━━━ Material supplied ━━━

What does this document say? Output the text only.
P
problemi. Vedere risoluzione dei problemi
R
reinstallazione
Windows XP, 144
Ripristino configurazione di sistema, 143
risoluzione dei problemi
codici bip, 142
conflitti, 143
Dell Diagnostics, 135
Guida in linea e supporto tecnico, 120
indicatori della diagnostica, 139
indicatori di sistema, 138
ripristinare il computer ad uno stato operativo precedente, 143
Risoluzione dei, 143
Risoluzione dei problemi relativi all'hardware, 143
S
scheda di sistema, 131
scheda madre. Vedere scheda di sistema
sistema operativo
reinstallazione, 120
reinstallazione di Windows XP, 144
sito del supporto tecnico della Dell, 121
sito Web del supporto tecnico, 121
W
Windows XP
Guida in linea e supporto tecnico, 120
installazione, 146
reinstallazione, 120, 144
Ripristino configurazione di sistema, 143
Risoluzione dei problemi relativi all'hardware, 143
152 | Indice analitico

━━━

What this task involves:
Without leaving anything out, give the entries again exactly.

Answer in full:
What does this document say? Output the text only.
P
problemi. Vedere risoluzione dei problemi
R
reinstallazione
Windows XP, 144
Ripristino configurazione di sistema, 143
risoluzione dei problemi
codici bip, 142
conflitti, 143
Dell Diagnostics, 135
Guida in linea e supporto tecnico, 120
indicatori della diagnostica, 139
indicatori di sistema, 138
ripristinare il computer ad uno stato operativo precedente, 143
Risoluzione dei, 143
Risoluzione dei problemi relativi all'hardware, 143
S
scheda di sistema, 131
scheda madre. Vedere scheda di sistema
sistema operativo
reinstallazione, 120
reinstallazione di Windows XP, 144
sito del supporto tecnico della Dell, 121
sito Web del supporto tecnico, 121
W
Windows XP
Guida in linea e supporto tecnico, 120
installazione, 146
reinstallazione, 120, 144
Ripristino configurazione di sistema, 143
Risoluzione dei problemi relativi all'hardware, 143
152 | Indice analitico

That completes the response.